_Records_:
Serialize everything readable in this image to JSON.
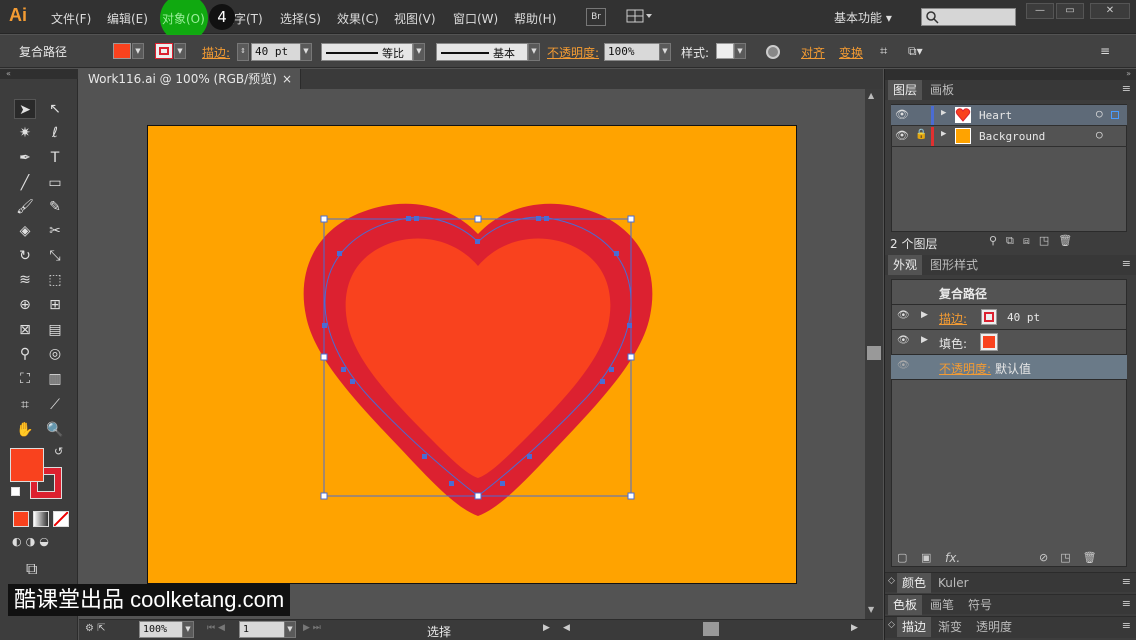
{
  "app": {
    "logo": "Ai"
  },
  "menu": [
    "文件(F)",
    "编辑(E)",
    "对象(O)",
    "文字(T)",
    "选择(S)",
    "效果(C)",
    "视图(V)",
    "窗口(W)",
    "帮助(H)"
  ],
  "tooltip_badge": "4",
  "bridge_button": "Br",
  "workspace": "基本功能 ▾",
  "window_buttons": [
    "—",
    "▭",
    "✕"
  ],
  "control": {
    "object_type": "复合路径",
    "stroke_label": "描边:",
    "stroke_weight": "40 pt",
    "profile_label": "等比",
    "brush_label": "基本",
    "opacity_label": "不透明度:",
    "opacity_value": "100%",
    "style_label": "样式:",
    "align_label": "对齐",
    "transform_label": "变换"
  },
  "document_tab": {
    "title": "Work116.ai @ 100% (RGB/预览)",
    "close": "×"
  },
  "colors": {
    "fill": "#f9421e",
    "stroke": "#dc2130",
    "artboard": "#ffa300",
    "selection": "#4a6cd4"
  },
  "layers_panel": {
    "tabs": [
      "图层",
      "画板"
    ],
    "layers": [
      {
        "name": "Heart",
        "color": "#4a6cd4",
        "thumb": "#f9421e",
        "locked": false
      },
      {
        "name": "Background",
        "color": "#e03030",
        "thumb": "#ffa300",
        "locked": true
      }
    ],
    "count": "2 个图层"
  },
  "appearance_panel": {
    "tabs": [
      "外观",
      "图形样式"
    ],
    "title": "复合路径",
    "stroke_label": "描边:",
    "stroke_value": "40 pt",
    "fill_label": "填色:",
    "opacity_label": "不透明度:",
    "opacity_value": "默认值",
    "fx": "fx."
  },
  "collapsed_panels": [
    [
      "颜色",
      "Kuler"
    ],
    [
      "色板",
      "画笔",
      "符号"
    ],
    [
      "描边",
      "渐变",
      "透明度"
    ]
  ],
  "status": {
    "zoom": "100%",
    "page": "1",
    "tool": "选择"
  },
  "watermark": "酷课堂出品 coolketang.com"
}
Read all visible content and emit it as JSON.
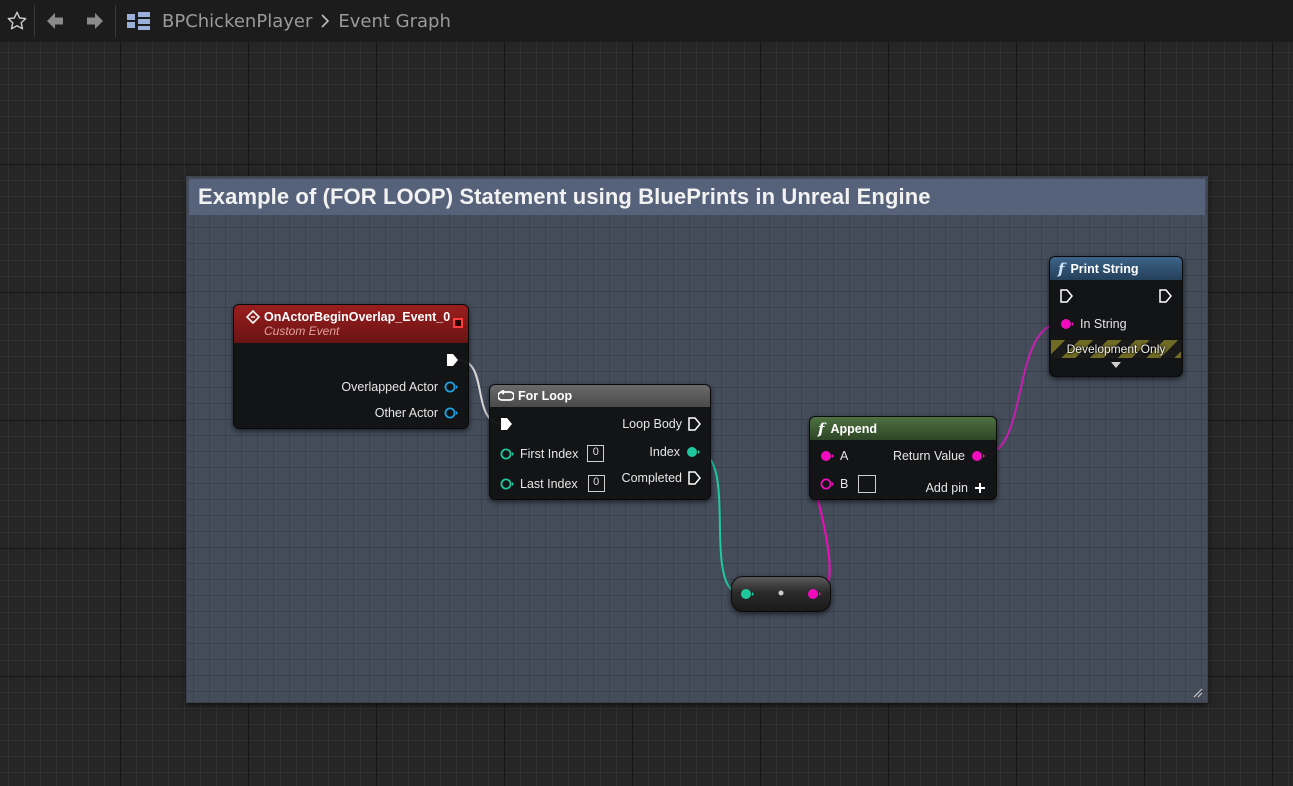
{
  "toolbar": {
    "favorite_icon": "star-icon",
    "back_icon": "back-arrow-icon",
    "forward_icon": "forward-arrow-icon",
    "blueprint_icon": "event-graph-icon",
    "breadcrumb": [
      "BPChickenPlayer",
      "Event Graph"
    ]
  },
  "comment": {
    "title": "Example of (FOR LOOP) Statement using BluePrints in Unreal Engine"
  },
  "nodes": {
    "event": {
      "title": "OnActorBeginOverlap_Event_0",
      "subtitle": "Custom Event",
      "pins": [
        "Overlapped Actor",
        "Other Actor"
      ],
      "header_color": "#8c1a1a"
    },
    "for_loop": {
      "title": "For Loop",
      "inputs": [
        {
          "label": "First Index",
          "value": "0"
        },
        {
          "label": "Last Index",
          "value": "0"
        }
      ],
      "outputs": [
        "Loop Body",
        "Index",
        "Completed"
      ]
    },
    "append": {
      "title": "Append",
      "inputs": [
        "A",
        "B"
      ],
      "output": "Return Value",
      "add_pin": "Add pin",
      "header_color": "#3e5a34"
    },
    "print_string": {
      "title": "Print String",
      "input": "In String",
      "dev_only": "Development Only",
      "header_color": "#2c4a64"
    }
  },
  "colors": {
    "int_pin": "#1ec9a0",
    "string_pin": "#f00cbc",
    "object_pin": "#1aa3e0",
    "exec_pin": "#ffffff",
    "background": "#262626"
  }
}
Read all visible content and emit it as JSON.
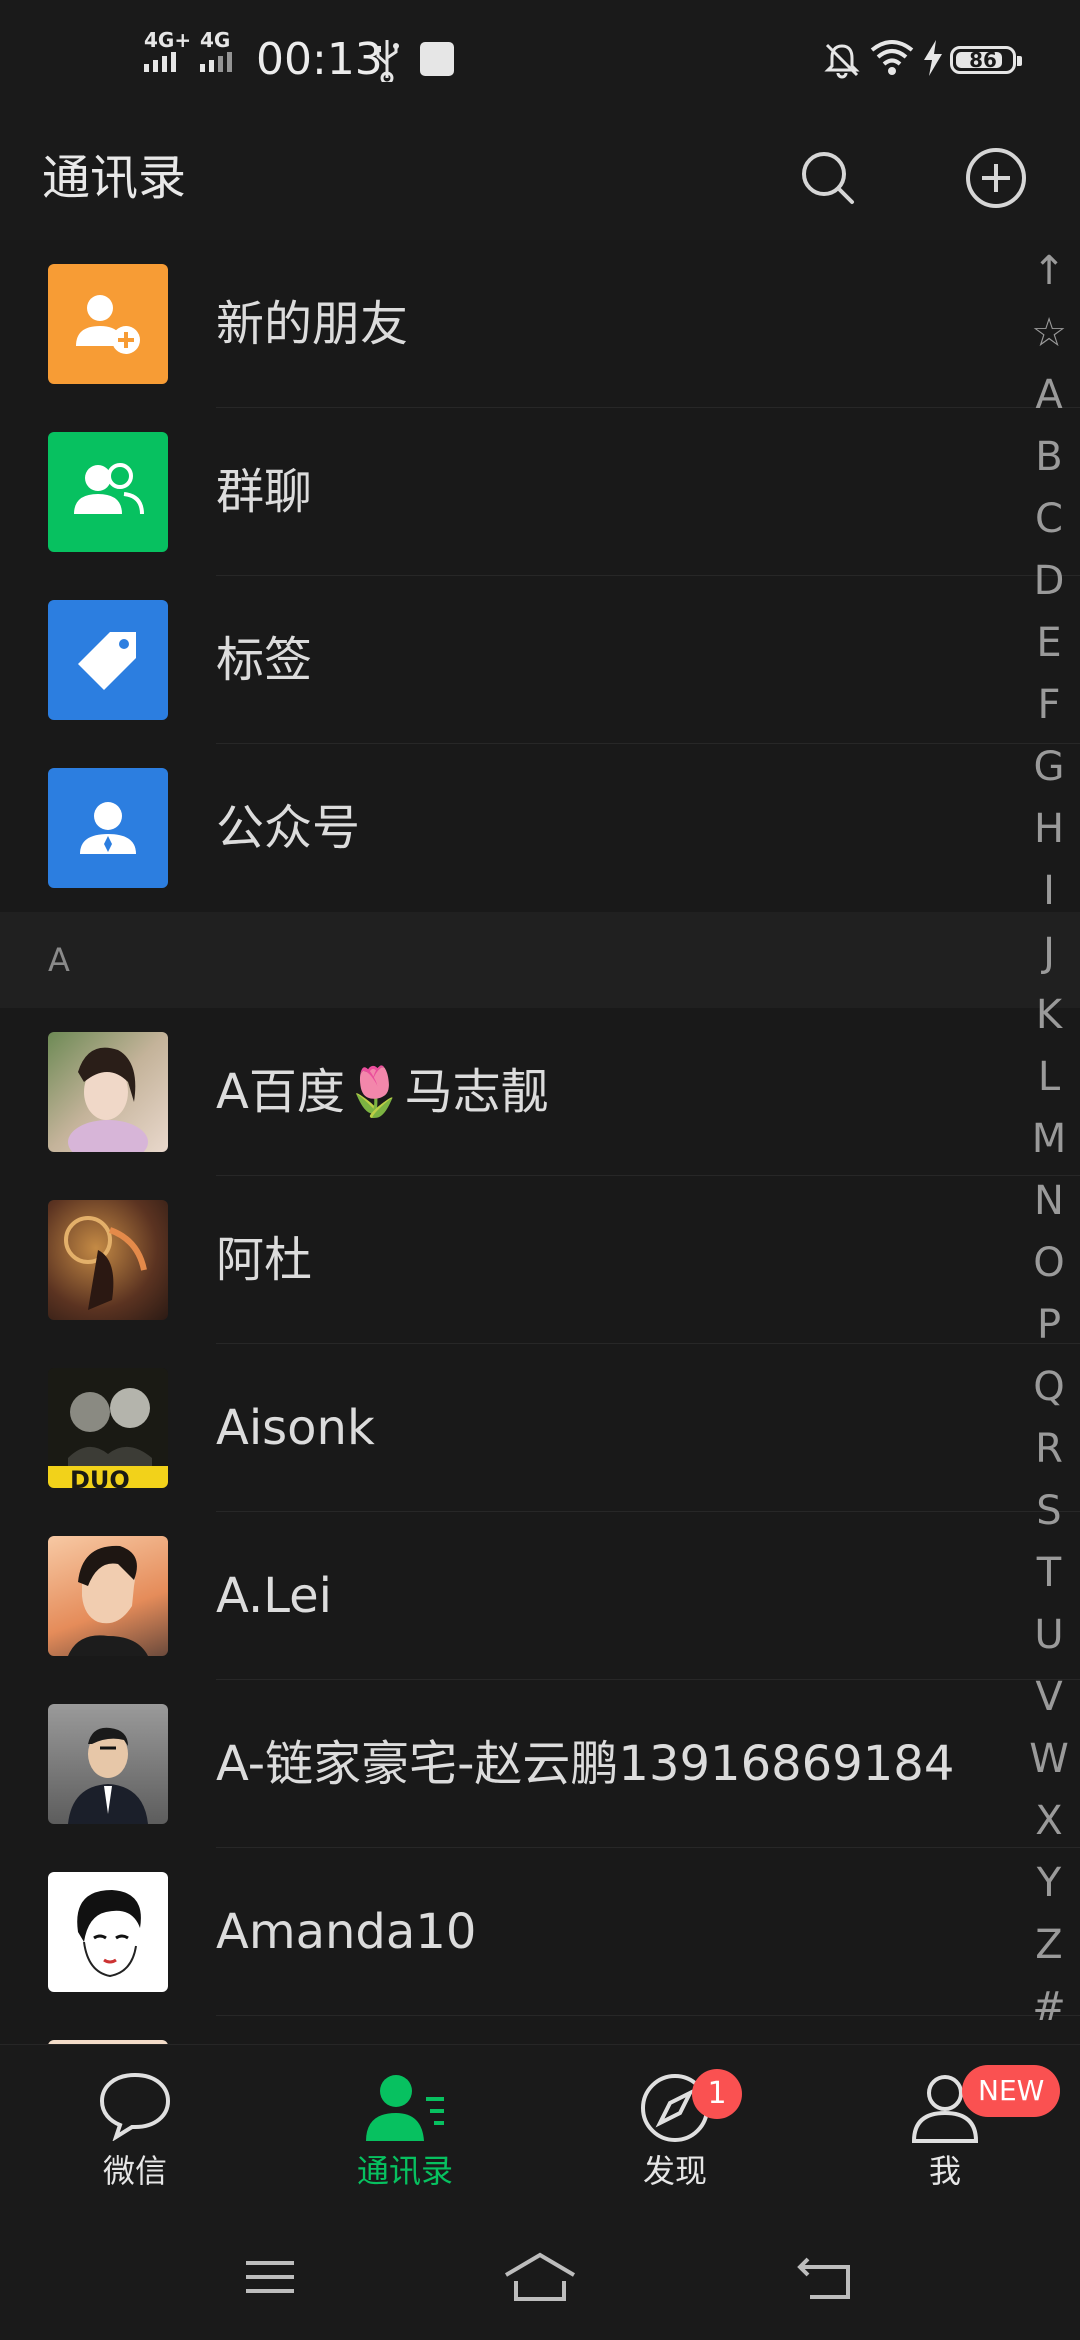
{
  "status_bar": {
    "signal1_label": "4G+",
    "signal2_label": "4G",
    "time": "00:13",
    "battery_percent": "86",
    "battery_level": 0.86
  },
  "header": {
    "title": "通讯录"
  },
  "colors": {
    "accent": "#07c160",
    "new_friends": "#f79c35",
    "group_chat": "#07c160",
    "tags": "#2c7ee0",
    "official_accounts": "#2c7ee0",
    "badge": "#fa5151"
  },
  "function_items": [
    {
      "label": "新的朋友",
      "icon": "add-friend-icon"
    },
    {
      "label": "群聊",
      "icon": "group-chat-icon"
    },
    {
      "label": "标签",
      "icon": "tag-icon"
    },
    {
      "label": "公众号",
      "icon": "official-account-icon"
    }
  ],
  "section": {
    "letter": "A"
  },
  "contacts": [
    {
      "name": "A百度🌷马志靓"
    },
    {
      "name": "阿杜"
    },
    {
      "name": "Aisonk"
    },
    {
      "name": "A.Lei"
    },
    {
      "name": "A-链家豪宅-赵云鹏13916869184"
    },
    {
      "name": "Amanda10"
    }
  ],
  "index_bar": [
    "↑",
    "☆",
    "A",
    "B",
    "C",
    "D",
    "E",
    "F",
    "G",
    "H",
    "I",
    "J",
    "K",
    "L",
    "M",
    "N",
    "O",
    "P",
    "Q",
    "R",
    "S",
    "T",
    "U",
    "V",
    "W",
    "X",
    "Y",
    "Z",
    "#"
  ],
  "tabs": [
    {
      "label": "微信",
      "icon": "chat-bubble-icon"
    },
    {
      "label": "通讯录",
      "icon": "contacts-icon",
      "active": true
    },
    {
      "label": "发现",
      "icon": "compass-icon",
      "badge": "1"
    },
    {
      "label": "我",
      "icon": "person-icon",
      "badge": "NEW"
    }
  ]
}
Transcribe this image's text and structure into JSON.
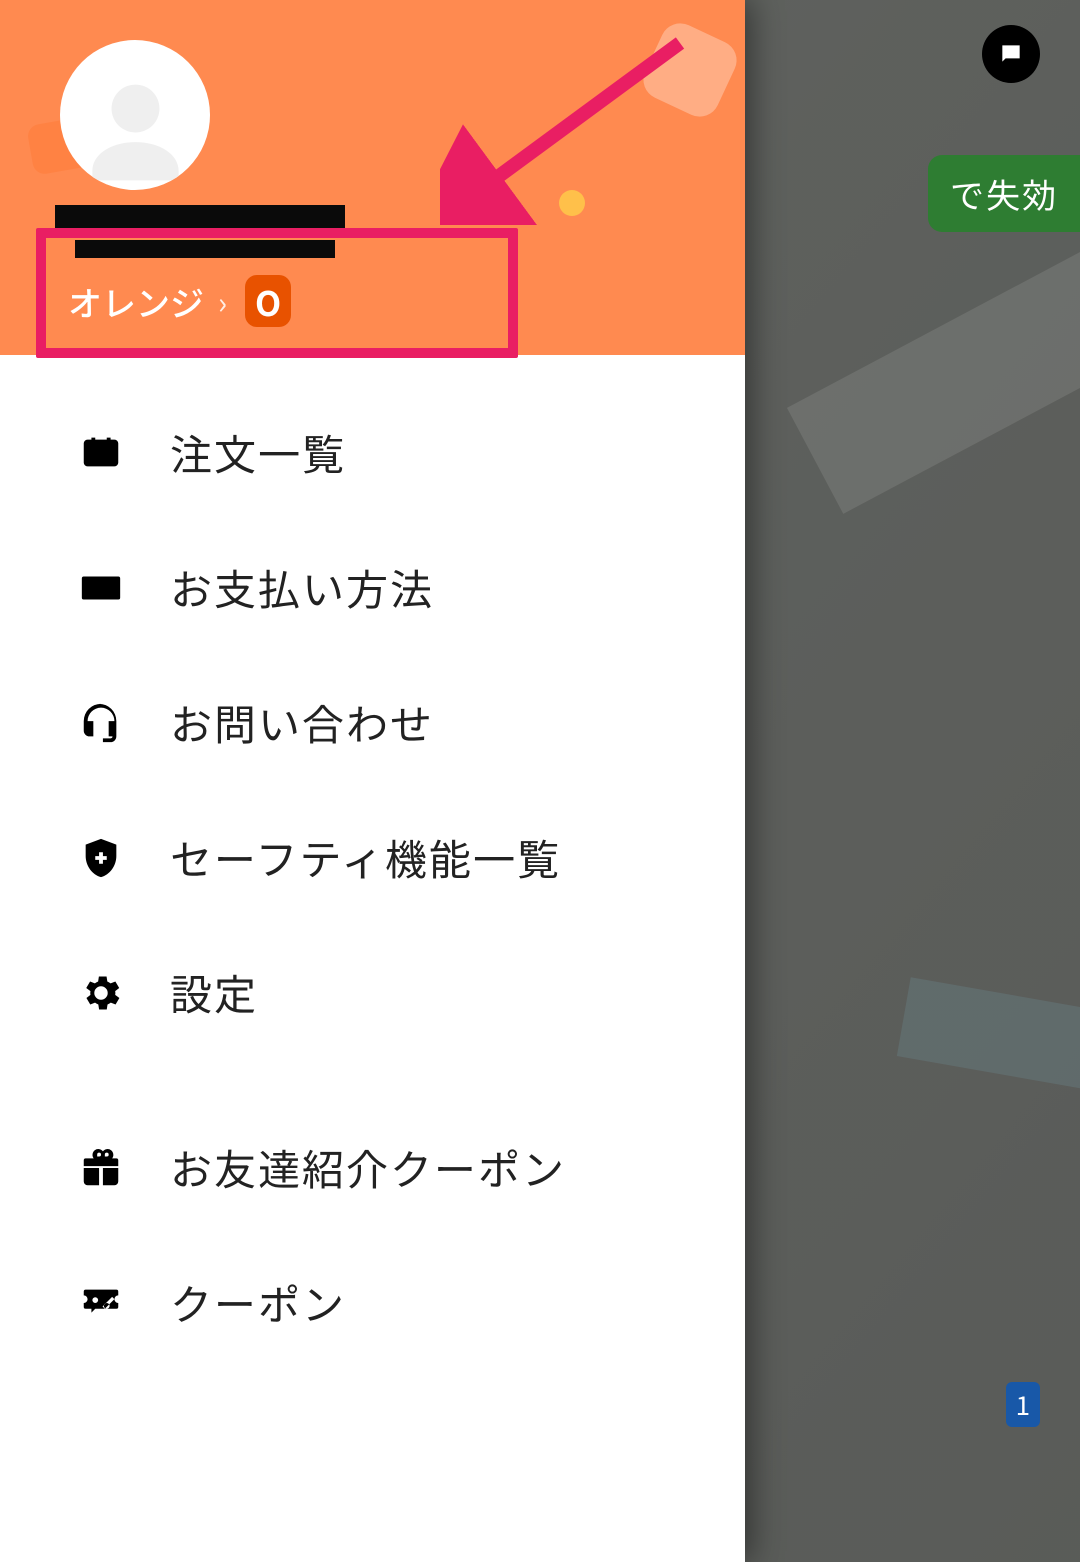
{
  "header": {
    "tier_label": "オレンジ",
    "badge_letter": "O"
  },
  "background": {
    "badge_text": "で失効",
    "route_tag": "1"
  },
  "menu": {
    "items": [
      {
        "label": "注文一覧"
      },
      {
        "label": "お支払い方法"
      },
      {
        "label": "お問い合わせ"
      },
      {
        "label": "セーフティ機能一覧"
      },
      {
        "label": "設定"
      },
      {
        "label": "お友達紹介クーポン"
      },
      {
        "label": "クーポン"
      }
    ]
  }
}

_Prompt_: Copy all lines from the material that contain "image".

_Solved exercise_:
Serialize everything readable in this image to JSON.
Transcribe this image's text and structure into JSON.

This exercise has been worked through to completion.